### [Task set]
A: Reproduce, word for word, the part of the Sally Maitlis biography between "British psychologist and academic (born" and "has two daughters.", inclusive.
B: Extend the Sally Maitlis biography by continuing on from its final sentence.

### [Selected excerpt]
^^^^^^^^^^^^^^^^
British psychologist and academic (born 1965)

Sally Maitlis, (born 1965) is a British psychologist and academic, who specialises in work psychology and organisational behaviour. Since 2014, she has been Professor of Organisational Behaviour and Leadership at the Saïd Business School, University of Oxford.

==Personal life==
Maitlis was born in 1965 in Hamilton, Ontario, Canada. Her father, Peter Maitlis, was a chemist and academic, and her mother Marion Maitlis was a linguist and psychoanalytic psychotherapist. She has two sisters including journalist Emily Maitlis, who described her as "the rebel [...] who pushed all the boundaries". She has two daughters.

==Education and career==
Maitlis studied psychology at University College London, graduating with a Bachelor of Science degree in 1986. She then became a research assistant at St Mary's Hospital Medical School, London, before joining Saville and Holdsworth Ltd as an occupational psychologist in 1988. She joined the University of Sheffield in 1991 as a research scientist in its Social and Applied Psychology Unit. She also undertook a Doctor of Philosophy degree which Sheffield awarded her in 1998 for a doctoral thesis titled "Symphonic dances: a study of decision making in British symphony orchestras". She spent 1998 as a postdoctoral fellow at Harvard University.
^^^^^^^^^^^^^^^^
### [Information supplied]
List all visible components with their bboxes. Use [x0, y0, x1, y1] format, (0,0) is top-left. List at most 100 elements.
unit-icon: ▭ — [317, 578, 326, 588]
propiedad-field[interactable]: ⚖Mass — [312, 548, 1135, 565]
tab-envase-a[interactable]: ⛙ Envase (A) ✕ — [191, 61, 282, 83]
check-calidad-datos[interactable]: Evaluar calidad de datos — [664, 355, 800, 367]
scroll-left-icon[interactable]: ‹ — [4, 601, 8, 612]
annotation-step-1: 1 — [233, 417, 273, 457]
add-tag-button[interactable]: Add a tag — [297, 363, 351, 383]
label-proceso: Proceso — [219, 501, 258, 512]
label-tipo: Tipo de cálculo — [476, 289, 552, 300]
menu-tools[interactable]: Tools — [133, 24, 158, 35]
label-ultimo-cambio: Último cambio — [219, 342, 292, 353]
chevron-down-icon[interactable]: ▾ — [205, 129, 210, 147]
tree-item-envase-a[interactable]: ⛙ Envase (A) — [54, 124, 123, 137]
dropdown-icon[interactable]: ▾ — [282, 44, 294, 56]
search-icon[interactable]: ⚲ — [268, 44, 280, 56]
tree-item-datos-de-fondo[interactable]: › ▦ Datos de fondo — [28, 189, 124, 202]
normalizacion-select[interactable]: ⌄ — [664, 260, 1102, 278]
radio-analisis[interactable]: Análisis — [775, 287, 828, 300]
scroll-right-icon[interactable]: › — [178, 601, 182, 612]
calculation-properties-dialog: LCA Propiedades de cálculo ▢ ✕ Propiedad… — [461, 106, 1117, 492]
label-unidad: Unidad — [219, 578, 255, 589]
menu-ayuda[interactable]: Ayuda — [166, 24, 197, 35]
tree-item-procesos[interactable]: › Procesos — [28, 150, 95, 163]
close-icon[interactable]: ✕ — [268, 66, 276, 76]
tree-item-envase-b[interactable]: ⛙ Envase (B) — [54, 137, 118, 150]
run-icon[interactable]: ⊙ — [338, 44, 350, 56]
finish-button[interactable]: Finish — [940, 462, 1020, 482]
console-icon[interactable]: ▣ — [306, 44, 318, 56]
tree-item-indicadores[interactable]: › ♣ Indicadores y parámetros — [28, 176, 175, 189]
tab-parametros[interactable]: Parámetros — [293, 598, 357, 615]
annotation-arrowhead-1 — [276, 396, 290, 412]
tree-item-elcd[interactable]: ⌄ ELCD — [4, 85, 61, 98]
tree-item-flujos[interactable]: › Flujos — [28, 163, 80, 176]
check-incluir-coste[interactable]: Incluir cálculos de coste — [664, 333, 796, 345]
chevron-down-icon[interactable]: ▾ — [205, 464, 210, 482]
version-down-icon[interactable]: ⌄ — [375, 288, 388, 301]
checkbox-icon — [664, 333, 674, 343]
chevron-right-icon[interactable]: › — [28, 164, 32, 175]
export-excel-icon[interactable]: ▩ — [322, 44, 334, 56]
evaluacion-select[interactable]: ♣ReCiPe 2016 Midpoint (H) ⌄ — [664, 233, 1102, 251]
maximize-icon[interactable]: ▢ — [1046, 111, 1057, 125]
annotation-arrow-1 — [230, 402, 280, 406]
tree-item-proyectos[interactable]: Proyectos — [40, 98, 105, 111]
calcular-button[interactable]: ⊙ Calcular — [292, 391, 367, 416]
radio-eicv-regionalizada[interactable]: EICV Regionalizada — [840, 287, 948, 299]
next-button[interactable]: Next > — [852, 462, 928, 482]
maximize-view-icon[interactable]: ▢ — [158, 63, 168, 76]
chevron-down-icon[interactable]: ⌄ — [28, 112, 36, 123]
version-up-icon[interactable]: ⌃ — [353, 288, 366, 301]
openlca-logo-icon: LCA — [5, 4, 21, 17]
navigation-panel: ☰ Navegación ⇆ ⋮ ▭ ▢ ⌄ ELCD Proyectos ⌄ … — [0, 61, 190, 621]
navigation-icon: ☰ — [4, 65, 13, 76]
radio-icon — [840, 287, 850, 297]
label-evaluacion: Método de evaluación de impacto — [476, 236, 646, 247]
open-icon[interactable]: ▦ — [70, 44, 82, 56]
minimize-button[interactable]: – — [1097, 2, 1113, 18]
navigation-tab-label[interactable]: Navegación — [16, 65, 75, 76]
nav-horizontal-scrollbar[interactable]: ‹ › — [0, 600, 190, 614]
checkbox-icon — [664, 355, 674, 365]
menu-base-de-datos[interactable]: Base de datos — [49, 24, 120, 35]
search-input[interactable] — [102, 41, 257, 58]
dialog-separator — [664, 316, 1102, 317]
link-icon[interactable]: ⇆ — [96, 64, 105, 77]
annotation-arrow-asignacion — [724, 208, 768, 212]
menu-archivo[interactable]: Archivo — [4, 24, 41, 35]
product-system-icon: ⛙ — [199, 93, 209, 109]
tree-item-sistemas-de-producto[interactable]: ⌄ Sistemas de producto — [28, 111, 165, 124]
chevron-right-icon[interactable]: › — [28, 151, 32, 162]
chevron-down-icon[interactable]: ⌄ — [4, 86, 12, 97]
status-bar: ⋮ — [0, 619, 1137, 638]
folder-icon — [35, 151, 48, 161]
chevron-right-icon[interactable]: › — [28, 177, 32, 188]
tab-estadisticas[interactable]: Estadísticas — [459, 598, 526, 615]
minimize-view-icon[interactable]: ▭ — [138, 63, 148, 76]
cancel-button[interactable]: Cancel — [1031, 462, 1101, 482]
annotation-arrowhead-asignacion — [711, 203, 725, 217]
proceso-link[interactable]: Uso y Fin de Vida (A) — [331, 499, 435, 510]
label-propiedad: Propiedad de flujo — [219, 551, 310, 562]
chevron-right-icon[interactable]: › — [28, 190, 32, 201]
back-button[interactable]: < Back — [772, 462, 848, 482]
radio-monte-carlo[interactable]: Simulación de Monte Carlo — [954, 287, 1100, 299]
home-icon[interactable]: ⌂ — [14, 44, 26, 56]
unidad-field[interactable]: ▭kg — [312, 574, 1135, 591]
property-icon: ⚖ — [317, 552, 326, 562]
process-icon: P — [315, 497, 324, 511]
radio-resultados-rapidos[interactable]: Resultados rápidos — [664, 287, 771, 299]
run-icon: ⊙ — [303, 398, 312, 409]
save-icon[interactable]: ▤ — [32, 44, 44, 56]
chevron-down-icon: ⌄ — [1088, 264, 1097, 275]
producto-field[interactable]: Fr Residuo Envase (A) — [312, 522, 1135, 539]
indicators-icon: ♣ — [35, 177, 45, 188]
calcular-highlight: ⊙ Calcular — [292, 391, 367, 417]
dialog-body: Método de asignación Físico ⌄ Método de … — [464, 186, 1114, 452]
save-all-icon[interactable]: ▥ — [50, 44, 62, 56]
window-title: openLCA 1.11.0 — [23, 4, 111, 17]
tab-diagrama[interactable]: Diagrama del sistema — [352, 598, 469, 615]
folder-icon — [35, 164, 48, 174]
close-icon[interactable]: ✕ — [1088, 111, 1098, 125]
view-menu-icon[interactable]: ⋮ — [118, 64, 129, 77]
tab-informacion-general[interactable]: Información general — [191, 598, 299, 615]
^^^^^^^^^^^^^^^^
### [Answers for each item]
A:
British psychologist and academic (born 1965)

Sally Maitlis, (born 1965) is a British psychologist and academic, who specialises in work psychology and organisational behaviour. Since 2014, she has been Professor of Organisational Behaviour and Leadership at the Saïd Business School, University of Oxford.

==Personal life==
Maitlis was born in 1965 in Hamilton, Ontario, Canada. Her father, Peter Maitlis, was a chemist and academic, and her mother Marion Maitlis was a linguist and psychoanalytic psychotherapist. She has two sisters including journalist Emily Maitlis, who described her as "the rebel [...] who pushed all the boundaries". She has two daughters.

B:
In 1999, Maitlis joined the Sauder School of Business, University of British Columbia, as an assistant professor. She was promoted to associate professor in 2007 and made Professor of Organizational Behavior in 2014. Then, also in 2014, she was appointed Professor of Organisational Behaviour and Leadership at the Saïd Business School, University of Oxford.

In addition to her main academic career in work psychology, she has an interest in counselling psychology and psychotherapy. She completed a Master of Education degree in counselling psychology with the University of British Columbia in 2012, and a clinical diploma in integrative psychotherapy with the Metanoia Institute in 2021. Although initially a hobby, she has worked as an integrative psychotherapist since 2012.

==Honours==
In 2022, Maitlis was elected Fellow of the British Academy (FBA), the United Kingdom's national academy for the humanities and social sciences. In 2023, she was given the MOC Distinguished Scholar Award by the Academy of Management.

==Selected works==

- Maitlis, Sally (2005). "The Social Processes of Organizational Sensemaking"
- Maitlis, Sally (2007). "Triggers And Enablers Of Sensegiving In Organizations"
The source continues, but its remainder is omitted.